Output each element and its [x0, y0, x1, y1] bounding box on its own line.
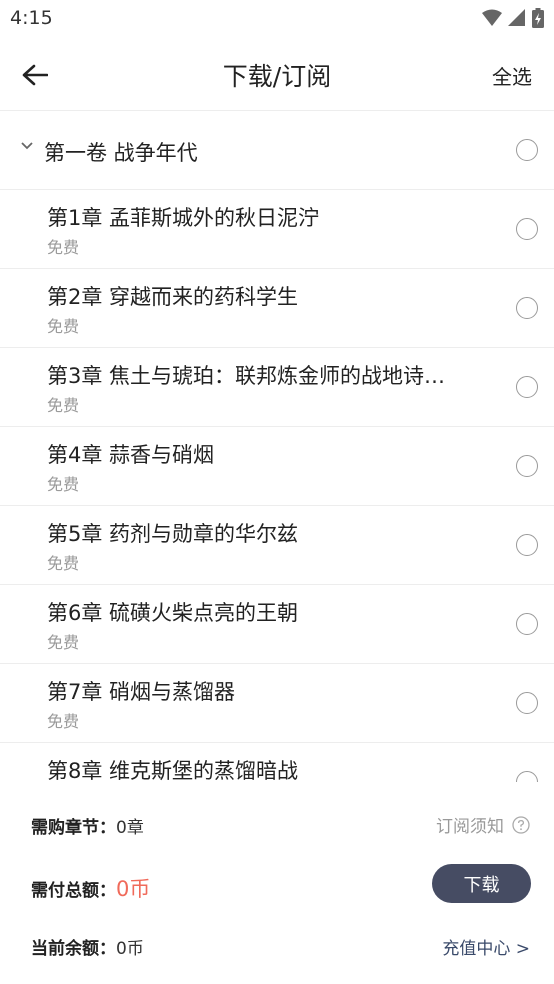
chapter-title: 第7章 硝烟与蒸馏器: [47, 680, 236, 704]
select-all-button[interactable]: 全选: [492, 61, 532, 90]
signal-icon: [508, 9, 525, 26]
chapter-list[interactable]: 第一卷 战争年代 第1章 孟菲斯城外的秋日泥泞 免费 第2章 穿越而来的药科学生…: [0, 111, 554, 782]
chapter-select-radio[interactable]: [516, 692, 538, 714]
chapter-select-radio[interactable]: [516, 376, 538, 398]
chapters-needed-label: 需购章节：: [31, 818, 116, 838]
chapter-title: 第2章 穿越而来的药科学生: [47, 285, 299, 309]
status-time: 4:15: [10, 7, 53, 29]
chapter-price: 免费: [47, 633, 80, 652]
chapter-select-radio[interactable]: [516, 455, 538, 477]
chapter-price: 免费: [47, 238, 80, 257]
chapters-needed-value: 0章: [116, 818, 144, 838]
help-circle-icon: [512, 815, 530, 834]
chapter-title: 第3章 焦土与琥珀：联邦炼金师的战地诗…: [47, 364, 446, 388]
chapter-select-radio[interactable]: [516, 613, 538, 635]
chapter-row[interactable]: 第4章 蒜香与硝烟 免费: [0, 427, 554, 506]
chapter-title: 第8章 维克斯堡的蒸馏暗战: [47, 759, 299, 782]
chapter-select-radio[interactable]: [516, 771, 538, 782]
chapter-title: 第5章 药剂与勋章的华尔兹: [47, 522, 299, 546]
chapter-row[interactable]: 第2章 穿越而来的药科学生 免费: [0, 269, 554, 348]
chapter-row[interactable]: 第3章 焦土与琥珀：联邦炼金师的战地诗… 免费: [0, 348, 554, 427]
chapter-title: 第4章 蒜香与硝烟: [47, 443, 215, 467]
chapter-row[interactable]: 第5章 药剂与勋章的华尔兹 免费: [0, 506, 554, 585]
subscription-notice-link[interactable]: 订阅须知: [436, 812, 530, 837]
total-value: 0币: [116, 877, 151, 901]
chapter-title: 第6章 硫磺火柴点亮的王朝: [47, 601, 299, 625]
chapter-row[interactable]: 第7章 硝烟与蒸馏器 免费: [0, 664, 554, 743]
chapter-row[interactable]: 第1章 孟菲斯城外的秋日泥泞 免费: [0, 190, 554, 269]
battery-charging-icon: [532, 8, 544, 28]
purchase-footer: 需购章节：0章 订阅须知 需付总额：0币 下载 当前余额：0币 充值中心 >: [0, 783, 554, 984]
balance-label: 当前余额：: [31, 939, 116, 959]
system-icons: [482, 8, 544, 28]
download-button[interactable]: 下载: [432, 864, 531, 903]
chapter-price: 免费: [47, 475, 80, 494]
balance-value: 0币: [116, 939, 144, 959]
volume-title: 第一卷 战争年代: [44, 141, 198, 165]
wifi-icon: [482, 9, 502, 26]
chapter-price: 免费: [47, 712, 80, 731]
chapter-row[interactable]: 第6章 硫磺火柴点亮的王朝 免费: [0, 585, 554, 664]
chapter-title: 第1章 孟菲斯城外的秋日泥泞: [47, 206, 320, 230]
volume-select-radio[interactable]: [516, 139, 538, 161]
status-bar: 4:15: [0, 0, 554, 38]
recharge-center-link[interactable]: 充值中心 >: [442, 934, 530, 959]
chevron-down-icon: [21, 142, 33, 150]
chapter-select-radio[interactable]: [516, 297, 538, 319]
volume-header[interactable]: 第一卷 战争年代: [0, 111, 554, 190]
chapter-select-radio[interactable]: [516, 534, 538, 556]
chapter-price: 免费: [47, 317, 80, 336]
chapter-select-radio[interactable]: [516, 218, 538, 240]
app-bar: 下载/订阅 全选: [0, 38, 554, 111]
chapter-row[interactable]: 第8章 维克斯堡的蒸馏暗战: [0, 743, 554, 782]
chapter-price: 免费: [47, 554, 80, 573]
page-title: 下载/订阅: [222, 62, 332, 91]
subscription-notice-label: 订阅须知: [436, 817, 504, 837]
chapter-price: 免费: [47, 396, 80, 415]
total-label: 需付总额：: [31, 881, 116, 901]
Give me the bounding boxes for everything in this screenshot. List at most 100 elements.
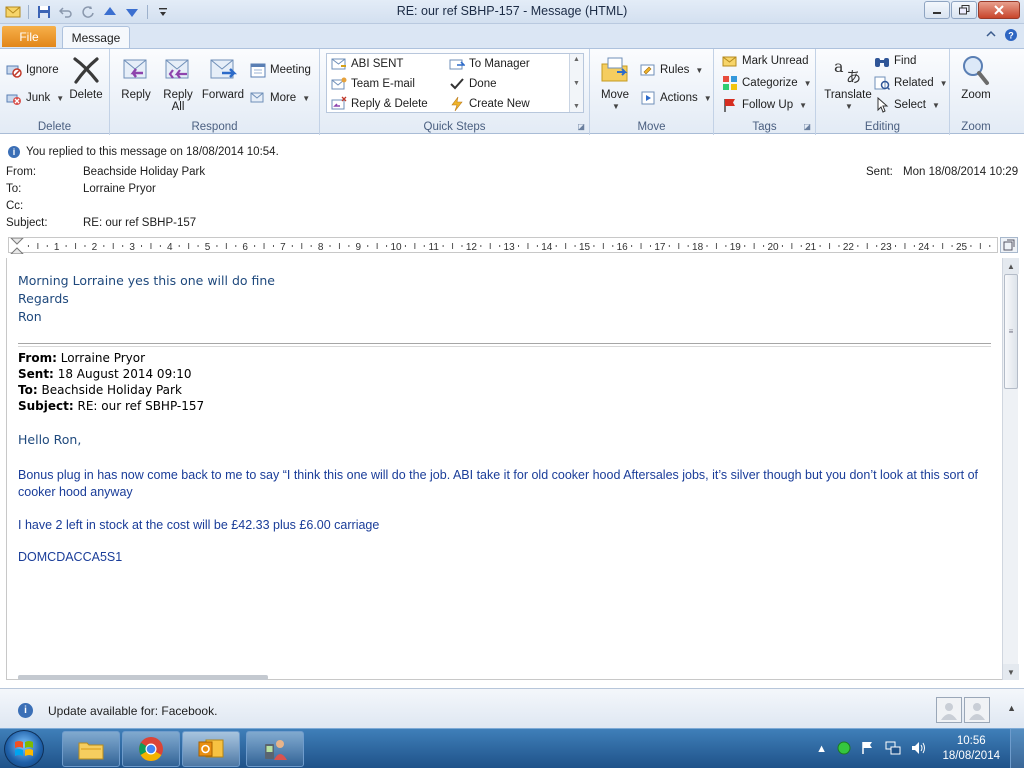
move-button[interactable]: Move ▼ [596, 53, 634, 113]
forward-button[interactable]: Forward [200, 53, 246, 101]
orig-to-value: Beachside Holiday Park [41, 383, 182, 397]
scroll-up-icon[interactable]: ▲ [1003, 258, 1019, 274]
categorize-button[interactable]: Categorize ▼ [722, 74, 812, 92]
quick-step-create-new[interactable]: Create New [449, 95, 530, 113]
quick-step-reply-delete[interactable]: Reply & Delete [331, 95, 428, 113]
person-avatar-icon[interactable] [964, 697, 990, 723]
scroll-down-icon[interactable]: ▼ [1003, 664, 1019, 680]
window-title: RE: our ref SBHP-157 - Message (HTML) [396, 4, 628, 18]
volume-icon[interactable] [911, 741, 927, 758]
minimize-button[interactable] [924, 1, 950, 19]
zoom-button[interactable]: Zoom [956, 53, 996, 101]
chrome-icon [139, 737, 163, 762]
quick-step-abi-sent[interactable]: ABI SENT [331, 55, 403, 73]
show-hidden-icons-icon[interactable]: ▲ [816, 743, 827, 755]
follow-up-button[interactable]: Follow Up ▼ [722, 96, 807, 114]
start-button[interactable] [4, 730, 44, 768]
quick-steps-scrollbar[interactable]: ▲ ▼ ▼ [569, 54, 583, 112]
meeting-button[interactable]: Meeting [250, 61, 311, 79]
ruler-number: 20 [767, 242, 779, 253]
envelope-icon [331, 56, 347, 72]
expand-gallery-icon[interactable]: ▼ [573, 103, 580, 110]
more-respond-button[interactable]: More ▼ [250, 89, 310, 107]
lightning-icon [449, 96, 465, 112]
separator-line [18, 343, 991, 344]
move-group: Move ▼ Rules ▼ Actions ▼ Move [590, 49, 714, 135]
respond-group-label: Respond [191, 121, 238, 133]
quick-step-to-manager[interactable]: To Manager [449, 55, 530, 73]
chevron-down-icon: ▼ [803, 78, 812, 88]
from-value[interactable]: Beachside Holiday Park [83, 166, 205, 178]
tab-file[interactable]: File [2, 26, 56, 47]
chevron-down-icon: ▼ [302, 93, 311, 103]
quick-steps-gallery: ABI SENT To Manager Team E-mail Done Rep… [326, 53, 584, 113]
update-notice[interactable]: Update available for: Facebook. [48, 704, 217, 718]
product-code: DOMCDACCA5S1 [18, 550, 123, 564]
window-controls [924, 1, 1020, 19]
scroll-thumb[interactable]: ≡ [1004, 274, 1018, 389]
reply-line: Morning Lorraine yes this one will do fi… [18, 273, 275, 288]
delete-x-icon [69, 53, 103, 87]
ruler[interactable]: 1 2 3 4 5 6 7 8 9 10 11 12 13 14 15 16 17 18 19 20 21 22 23 24 2… [8, 237, 998, 254]
quick-steps-label: Quick Steps [423, 121, 486, 133]
replied-notice: You replied to this message on 18/08/201… [26, 146, 279, 158]
dialog-launcher-icon[interactable]: ◪ [577, 122, 585, 131]
restore-button[interactable] [951, 1, 977, 19]
horizontal-scroll-thumb[interactable] [18, 675, 268, 680]
zoom-group: Zoom Zoom [950, 49, 1002, 135]
outlook-icon [198, 739, 224, 758]
actions-icon [640, 90, 656, 106]
separator-line [18, 346, 991, 347]
indent-marker[interactable] [10, 238, 24, 254]
app-taskbar-button[interactable] [246, 731, 304, 767]
reply-all-icon [161, 53, 195, 87]
ignore-button[interactable]: Ignore [6, 61, 59, 79]
greeting: Hello Ron, [18, 432, 82, 447]
action-center-flag-icon[interactable] [861, 741, 875, 758]
tab-message[interactable]: Message [62, 26, 130, 48]
chevron-down-icon[interactable]: ▼ [573, 80, 580, 87]
outlook-taskbar-button[interactable] [182, 731, 240, 767]
message-body[interactable]: Morning Lorraine yes this one will do fi… [6, 258, 1002, 680]
actions-button[interactable]: Actions ▼ [640, 89, 712, 107]
status-green-icon[interactable] [837, 741, 851, 758]
explorer-taskbar-button[interactable] [62, 731, 120, 767]
show-desktop-button[interactable] [1010, 729, 1024, 768]
to-value[interactable]: Lorraine Pryor [83, 183, 156, 195]
related-button[interactable]: Related ▼ [874, 74, 948, 92]
ruler-number: 3 [129, 242, 135, 253]
select-button[interactable]: Select ▼ [874, 96, 940, 114]
help-icon[interactable]: ? [1004, 28, 1018, 45]
quick-step-done[interactable]: Done [449, 75, 497, 93]
vertical-scrollbar[interactable]: ▲ ≡ ▼ [1002, 258, 1019, 680]
chrome-taskbar-button[interactable] [122, 731, 180, 767]
chevron-up-icon[interactable]: ▲ [573, 56, 580, 63]
junk-button[interactable]: Junk ▼ [6, 89, 64, 107]
rules-button[interactable]: Rules ▼ [640, 61, 703, 79]
ruler-number: 1 [54, 242, 60, 253]
close-button[interactable] [978, 1, 1020, 19]
find-button[interactable]: Find [874, 52, 916, 70]
minimize-ribbon-icon[interactable] [986, 28, 996, 45]
windows-logo-icon [15, 741, 33, 756]
chevron-down-icon: ▼ [612, 102, 620, 111]
delete-button[interactable]: Delete [66, 53, 106, 101]
ruler-number: 17 [654, 242, 666, 253]
taskbar-clock[interactable]: 10:56 18/08/2014 [942, 734, 1000, 764]
translate-button[interactable]: aあ Translate ▼ [820, 53, 876, 113]
ruler-number: 15 [579, 242, 591, 253]
person-avatar-icon[interactable] [936, 697, 962, 723]
mark-unread-button[interactable]: Mark Unread [722, 52, 808, 70]
quick-step-team-email[interactable]: Team E-mail [331, 75, 415, 93]
reply-all-button[interactable]: Reply All [160, 53, 196, 113]
rules-icon [640, 62, 656, 78]
delete-group-label: Delete [37, 121, 72, 133]
network-icon[interactable] [885, 741, 901, 758]
orig-sent-label: Sent: [18, 367, 54, 381]
reply-button[interactable]: Reply [118, 53, 154, 101]
orig-to-label: To: [18, 383, 38, 397]
ruler-toggle-icon[interactable] [1000, 237, 1018, 253]
ruler-number: 6 [242, 242, 248, 253]
dialog-launcher-icon[interactable]: ◪ [803, 122, 811, 131]
expand-people-pane-icon[interactable]: ▲ [1007, 703, 1016, 713]
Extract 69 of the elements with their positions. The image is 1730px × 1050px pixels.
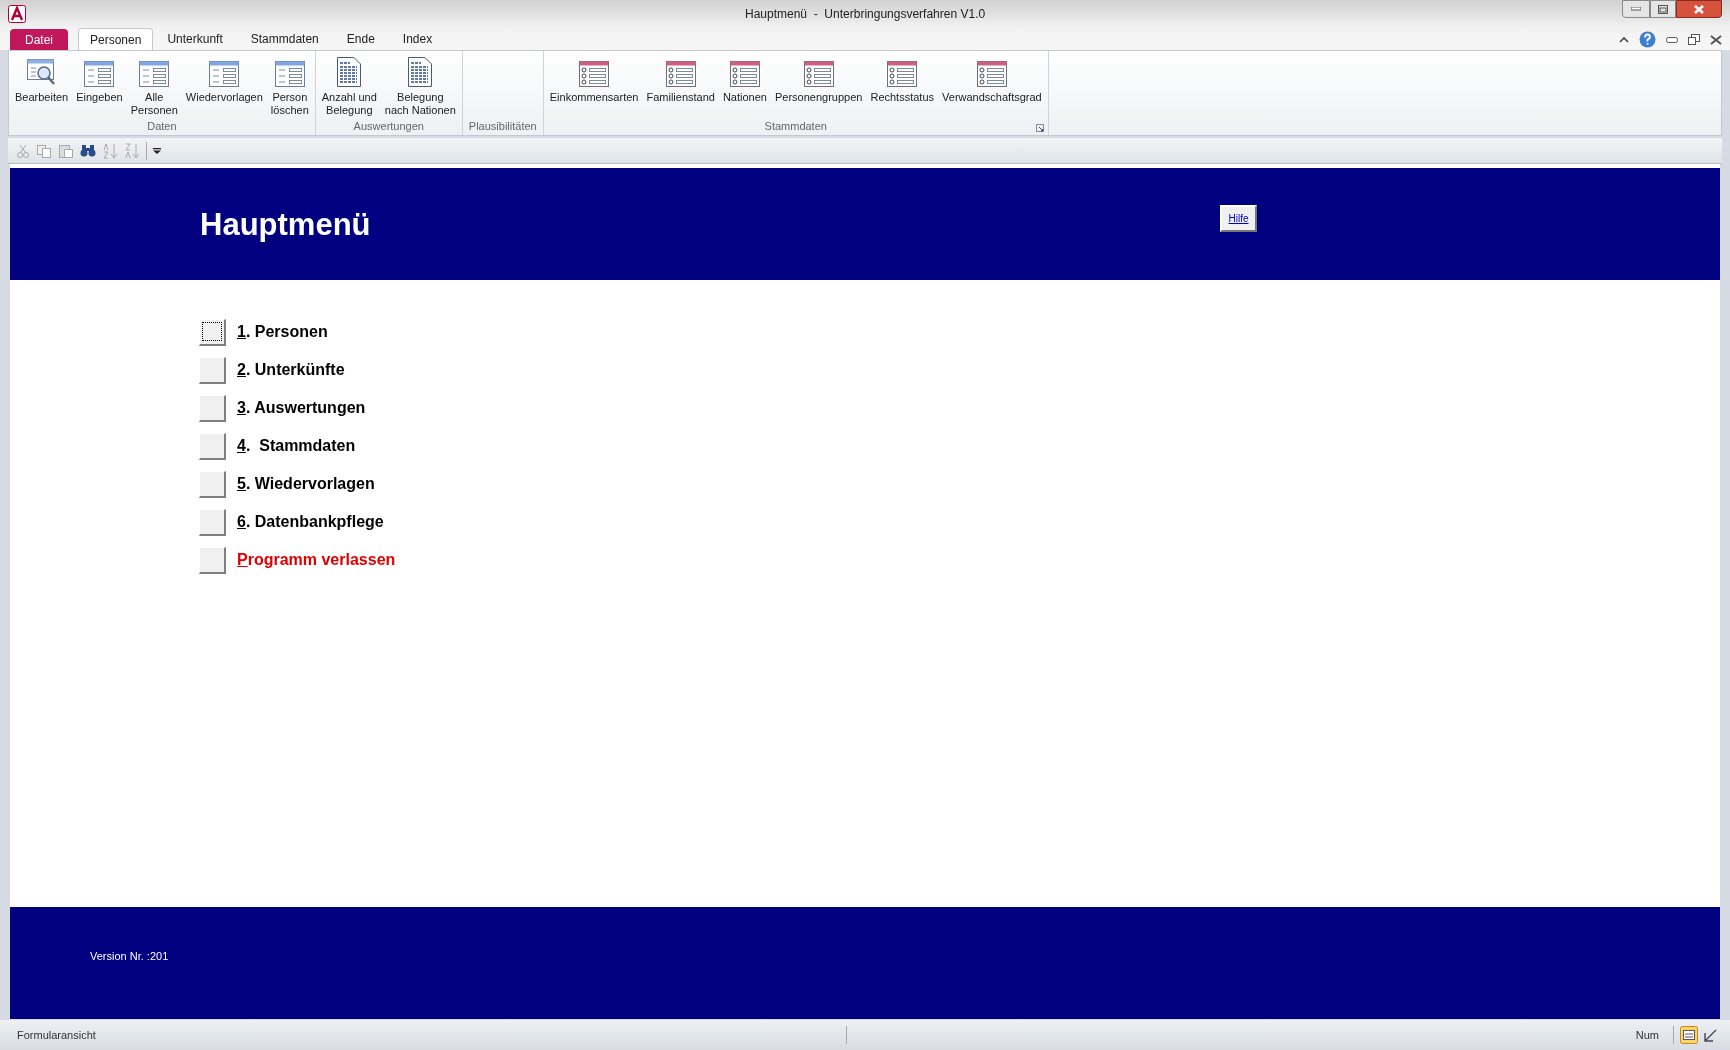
════════
EXERCISE DETAILS — Reproduce the listing lines unchanged, from the line with "move-button[interactable]: Move ▼" up to and including the line with "quick-step-create-new[interactable]: Create New".

REPLY TO THE TASK —
move-button[interactable]: Move ▼ [596, 53, 634, 113]
forward-button[interactable]: Forward [200, 53, 246, 101]
orig-to-value: Beachside Holiday Park [41, 383, 182, 397]
scroll-up-icon[interactable]: ▲ [1003, 258, 1019, 274]
categorize-button[interactable]: Categorize ▼ [722, 74, 812, 92]
quick-step-create-new[interactable]: Create New [449, 95, 530, 113]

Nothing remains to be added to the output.